▸ **Requirements**:
1 – List every geographic place name (country, region or park) that appears in the passage on René Roberts' enamel art.
2 – Carry the passage on René Roberts' enamel art forward from its final sentence, keeping the first-person voice.

▸ **Provided passage**:
┏━━

Archive for Exhibitions

“There and Not There:” The Enamel Art of René Roberts

If you saw our recent exhibit Place as Landscape/Place as Concept: Contemporary Enameling in the U.S., mounted in conjunction with the Richmond Art Center, you will already be familiar with the enamel art of René Roberts. Three works from Roberts’ “Salt Point” series, otherworldly interpretations of the coastal geography near her home, were featured in that show. Here, she shares with us some of the technical and creative challenges of creating this series–and her beautiful solutions.

Salt Point Tafoni #7, from the exhibit Place as Landscape / Place as Concept, 2019 with the Center for Enamel Art and Richmond Art Center

The champlevé enamels from my “Salt Point” series represent a type of sandstone formation called tafoni, found at Salt Point State Park in Northern California.

I’ve been photographing this strange sculptural landscape for many years. Photography is the way I study and get to know each rock, and my photos of this location number in the thousands. When I hike this stretch of coastal headlands, I feel like I’m entirely transported to another world.

┗━━

Element position data
┏━━

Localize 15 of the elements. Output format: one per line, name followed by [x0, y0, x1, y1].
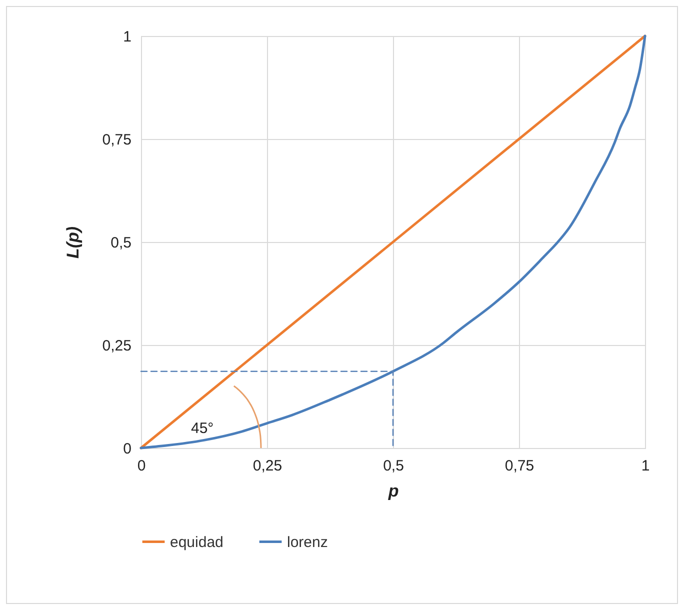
legend-label: equidad — [170, 534, 224, 551]
y-tick-label: 0,75 — [102, 132, 132, 148]
x-tick-label: 0,75 — [504, 458, 534, 474]
y-tick-label: 0 — [123, 440, 132, 458]
x-axis-title: p — [387, 482, 399, 500]
x-tick-label: 0,25 — [252, 458, 282, 474]
x-tick-label: 0,5 — [383, 458, 404, 474]
x-tick-label: 1 — [641, 458, 650, 474]
y-tick-label: 1 — [123, 28, 132, 46]
y-tick-label: 0,25 — [102, 338, 132, 354]
y-tick-label: 0,5 — [110, 234, 132, 252]
annotation: 45° — [191, 420, 214, 437]
legend-label: lorenz — [287, 534, 328, 551]
x-tick-label: 0 — [137, 458, 146, 474]
y-axis-title: L(p) — [63, 226, 82, 259]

┗━━

▸ **Answers per task**:
1 –
U.S.
Salt Point State Park
Northern California

2 –
I began etching Salt Point images in 1995, and enameling them in 2003. I came to the enamel medium from glass, which I had been working with since 1978. I’d also done a lot of work with experimental copper patinas, so my original intent was to marry these media and see realistic glass enameled images completely embedded in dark colored metal, like quartz might be embedded in stone. I was also intrigued by the three-dimensionality that etched and colored images appeared to have when viewed from a distance. This 3-D effect imparts a quality of “there and not there” that, for me, captures the mystery of the Salt Point landscape.

My goal of achieving photo-realistic champlevé took several years to achieve, and posed many technical challenges. These notes aren’t  intended to be a technical tutorial or “how-to,” but rather to give a broad overview of how my pieces are created, some of the technical issues involved, and my approach to solving some of the problems. For those who are interested in knowing more, I’ve  provided a few resources.

There are three major technical hurdles: creating a realistic etchable image from a grayscale photograph, using an etching resist that will hold up long enough in the etchant for the depth I require, and finding enamel(s) that will stay white-ish in tiny areas over several firings.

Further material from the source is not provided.